__What you need to do__: Look through the records below and collect all lines that hold the string "difference".

__The data__:
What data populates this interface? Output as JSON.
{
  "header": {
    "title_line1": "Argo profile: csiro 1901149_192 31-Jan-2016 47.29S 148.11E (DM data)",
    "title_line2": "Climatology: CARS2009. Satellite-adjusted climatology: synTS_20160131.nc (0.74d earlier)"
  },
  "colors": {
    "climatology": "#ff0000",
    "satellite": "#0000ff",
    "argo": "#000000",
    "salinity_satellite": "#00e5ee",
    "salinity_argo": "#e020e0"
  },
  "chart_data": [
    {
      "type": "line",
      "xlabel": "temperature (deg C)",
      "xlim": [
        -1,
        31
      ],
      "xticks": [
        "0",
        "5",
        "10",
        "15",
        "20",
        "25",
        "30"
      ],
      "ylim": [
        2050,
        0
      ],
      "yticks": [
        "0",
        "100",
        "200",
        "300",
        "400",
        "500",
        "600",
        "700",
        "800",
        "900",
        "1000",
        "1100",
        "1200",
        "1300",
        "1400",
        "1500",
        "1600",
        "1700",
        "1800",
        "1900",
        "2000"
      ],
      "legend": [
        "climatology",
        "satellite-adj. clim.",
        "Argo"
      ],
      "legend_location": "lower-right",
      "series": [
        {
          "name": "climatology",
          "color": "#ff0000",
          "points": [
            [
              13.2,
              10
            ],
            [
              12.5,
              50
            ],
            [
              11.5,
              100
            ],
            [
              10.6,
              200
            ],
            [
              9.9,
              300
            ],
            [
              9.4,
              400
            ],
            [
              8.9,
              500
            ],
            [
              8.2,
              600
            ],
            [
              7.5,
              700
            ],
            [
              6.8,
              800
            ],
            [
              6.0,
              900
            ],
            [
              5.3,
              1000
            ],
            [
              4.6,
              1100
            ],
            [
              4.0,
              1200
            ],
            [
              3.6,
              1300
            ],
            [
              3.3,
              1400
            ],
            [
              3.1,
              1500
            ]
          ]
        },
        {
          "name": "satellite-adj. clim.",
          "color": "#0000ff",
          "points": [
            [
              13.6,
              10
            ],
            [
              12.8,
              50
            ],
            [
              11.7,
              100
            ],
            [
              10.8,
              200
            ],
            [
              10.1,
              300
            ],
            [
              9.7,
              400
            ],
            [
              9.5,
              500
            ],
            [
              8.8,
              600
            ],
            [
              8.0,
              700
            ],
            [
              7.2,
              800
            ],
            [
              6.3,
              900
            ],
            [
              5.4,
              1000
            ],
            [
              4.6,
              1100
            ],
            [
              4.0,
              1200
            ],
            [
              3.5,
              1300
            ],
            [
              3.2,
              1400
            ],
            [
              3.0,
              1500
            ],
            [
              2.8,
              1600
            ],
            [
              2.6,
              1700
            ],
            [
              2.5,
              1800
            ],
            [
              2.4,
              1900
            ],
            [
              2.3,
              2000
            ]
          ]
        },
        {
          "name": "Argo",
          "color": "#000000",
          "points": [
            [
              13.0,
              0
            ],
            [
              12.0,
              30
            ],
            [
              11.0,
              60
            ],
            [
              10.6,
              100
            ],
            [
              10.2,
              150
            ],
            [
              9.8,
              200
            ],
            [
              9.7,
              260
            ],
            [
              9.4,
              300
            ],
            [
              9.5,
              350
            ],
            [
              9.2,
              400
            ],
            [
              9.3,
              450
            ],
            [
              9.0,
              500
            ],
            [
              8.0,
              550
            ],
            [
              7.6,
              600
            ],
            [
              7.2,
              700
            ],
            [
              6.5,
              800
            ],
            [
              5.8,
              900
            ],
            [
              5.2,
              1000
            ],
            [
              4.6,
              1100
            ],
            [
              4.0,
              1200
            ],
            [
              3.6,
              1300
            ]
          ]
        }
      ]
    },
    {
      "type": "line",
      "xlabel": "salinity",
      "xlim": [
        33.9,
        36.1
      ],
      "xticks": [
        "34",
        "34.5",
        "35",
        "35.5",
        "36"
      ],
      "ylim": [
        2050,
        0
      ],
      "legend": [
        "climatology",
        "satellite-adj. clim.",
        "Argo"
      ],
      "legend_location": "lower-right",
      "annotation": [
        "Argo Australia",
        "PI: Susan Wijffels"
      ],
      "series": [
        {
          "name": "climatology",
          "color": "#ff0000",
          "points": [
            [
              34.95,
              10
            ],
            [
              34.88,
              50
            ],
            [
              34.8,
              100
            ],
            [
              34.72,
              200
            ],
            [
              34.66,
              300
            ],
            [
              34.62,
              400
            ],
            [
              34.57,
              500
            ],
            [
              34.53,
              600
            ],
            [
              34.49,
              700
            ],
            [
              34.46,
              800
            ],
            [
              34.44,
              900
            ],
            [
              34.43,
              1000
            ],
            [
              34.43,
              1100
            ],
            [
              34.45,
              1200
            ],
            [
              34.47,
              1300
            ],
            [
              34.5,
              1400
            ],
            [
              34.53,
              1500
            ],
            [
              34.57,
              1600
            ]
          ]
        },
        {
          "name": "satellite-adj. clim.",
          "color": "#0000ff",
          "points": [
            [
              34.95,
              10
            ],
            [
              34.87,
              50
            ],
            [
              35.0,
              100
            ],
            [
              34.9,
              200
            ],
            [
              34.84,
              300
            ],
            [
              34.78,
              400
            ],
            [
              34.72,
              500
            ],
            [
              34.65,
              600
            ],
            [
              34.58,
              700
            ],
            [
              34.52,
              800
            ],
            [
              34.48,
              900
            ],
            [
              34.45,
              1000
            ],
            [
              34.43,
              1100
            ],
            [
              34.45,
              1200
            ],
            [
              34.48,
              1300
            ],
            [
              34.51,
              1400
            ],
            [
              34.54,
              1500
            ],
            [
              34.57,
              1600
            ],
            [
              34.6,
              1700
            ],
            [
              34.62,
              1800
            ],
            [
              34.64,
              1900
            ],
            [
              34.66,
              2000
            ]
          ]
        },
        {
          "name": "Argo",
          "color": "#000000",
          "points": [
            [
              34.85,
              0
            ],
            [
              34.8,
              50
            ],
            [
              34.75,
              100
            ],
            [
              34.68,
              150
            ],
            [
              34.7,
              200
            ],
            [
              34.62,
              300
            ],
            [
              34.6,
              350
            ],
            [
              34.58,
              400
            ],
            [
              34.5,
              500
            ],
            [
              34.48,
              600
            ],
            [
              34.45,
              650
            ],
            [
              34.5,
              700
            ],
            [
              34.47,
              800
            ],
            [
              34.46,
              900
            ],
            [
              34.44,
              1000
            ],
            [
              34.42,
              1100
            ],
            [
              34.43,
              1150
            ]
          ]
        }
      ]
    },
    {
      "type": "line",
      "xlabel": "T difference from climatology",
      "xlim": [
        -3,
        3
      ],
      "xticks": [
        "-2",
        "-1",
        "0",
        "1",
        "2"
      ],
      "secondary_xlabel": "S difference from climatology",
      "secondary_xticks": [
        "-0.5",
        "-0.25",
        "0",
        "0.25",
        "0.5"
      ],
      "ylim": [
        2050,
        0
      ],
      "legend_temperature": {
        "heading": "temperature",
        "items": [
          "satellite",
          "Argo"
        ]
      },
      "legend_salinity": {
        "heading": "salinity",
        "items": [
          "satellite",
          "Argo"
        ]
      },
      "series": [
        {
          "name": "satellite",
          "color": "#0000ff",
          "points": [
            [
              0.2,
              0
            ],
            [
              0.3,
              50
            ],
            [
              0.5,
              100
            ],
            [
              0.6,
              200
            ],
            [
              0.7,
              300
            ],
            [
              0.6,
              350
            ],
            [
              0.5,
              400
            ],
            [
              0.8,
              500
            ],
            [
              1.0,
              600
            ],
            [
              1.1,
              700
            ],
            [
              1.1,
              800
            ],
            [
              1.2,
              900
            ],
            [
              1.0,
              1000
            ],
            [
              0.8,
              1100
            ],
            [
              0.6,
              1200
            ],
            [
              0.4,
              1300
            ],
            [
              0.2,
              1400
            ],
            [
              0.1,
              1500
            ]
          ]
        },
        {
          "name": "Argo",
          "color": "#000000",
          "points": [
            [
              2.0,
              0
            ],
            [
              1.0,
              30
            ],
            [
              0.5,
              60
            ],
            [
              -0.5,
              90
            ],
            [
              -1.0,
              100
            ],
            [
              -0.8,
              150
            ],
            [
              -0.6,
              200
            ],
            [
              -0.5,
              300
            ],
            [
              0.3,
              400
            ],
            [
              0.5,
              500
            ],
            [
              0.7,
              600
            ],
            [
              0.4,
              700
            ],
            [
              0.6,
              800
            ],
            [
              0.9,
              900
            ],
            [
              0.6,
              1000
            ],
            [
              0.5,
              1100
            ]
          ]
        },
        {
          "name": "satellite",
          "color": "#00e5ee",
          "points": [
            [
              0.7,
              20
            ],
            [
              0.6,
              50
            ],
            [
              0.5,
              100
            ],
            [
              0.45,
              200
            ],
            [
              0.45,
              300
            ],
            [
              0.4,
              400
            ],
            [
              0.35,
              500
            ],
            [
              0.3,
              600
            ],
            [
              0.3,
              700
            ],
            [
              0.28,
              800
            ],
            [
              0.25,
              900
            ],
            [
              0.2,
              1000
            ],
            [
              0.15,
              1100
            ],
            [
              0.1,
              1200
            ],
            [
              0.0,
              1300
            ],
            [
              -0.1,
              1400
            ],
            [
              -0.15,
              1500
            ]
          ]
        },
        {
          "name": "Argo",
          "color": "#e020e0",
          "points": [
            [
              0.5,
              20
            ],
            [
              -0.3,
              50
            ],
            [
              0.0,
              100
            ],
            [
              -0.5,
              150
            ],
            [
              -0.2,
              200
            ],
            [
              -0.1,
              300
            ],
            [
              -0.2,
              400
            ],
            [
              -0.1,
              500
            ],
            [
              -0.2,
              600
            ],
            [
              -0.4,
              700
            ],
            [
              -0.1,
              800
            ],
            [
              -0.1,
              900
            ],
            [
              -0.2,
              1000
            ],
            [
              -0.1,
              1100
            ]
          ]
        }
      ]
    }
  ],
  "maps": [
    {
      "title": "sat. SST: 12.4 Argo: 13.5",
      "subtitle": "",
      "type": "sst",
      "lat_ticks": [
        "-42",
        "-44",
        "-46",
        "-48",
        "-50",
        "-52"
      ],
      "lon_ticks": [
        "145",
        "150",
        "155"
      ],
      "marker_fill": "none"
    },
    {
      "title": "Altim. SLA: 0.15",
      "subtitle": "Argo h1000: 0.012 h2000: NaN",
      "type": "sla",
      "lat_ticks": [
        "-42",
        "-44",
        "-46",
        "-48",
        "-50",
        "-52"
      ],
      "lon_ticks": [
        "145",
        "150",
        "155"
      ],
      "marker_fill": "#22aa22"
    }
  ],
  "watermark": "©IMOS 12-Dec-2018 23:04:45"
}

__Completed exercise__:
      "xlabel": "T difference from climatology",
      "secondary_xlabel": "S difference from climatology",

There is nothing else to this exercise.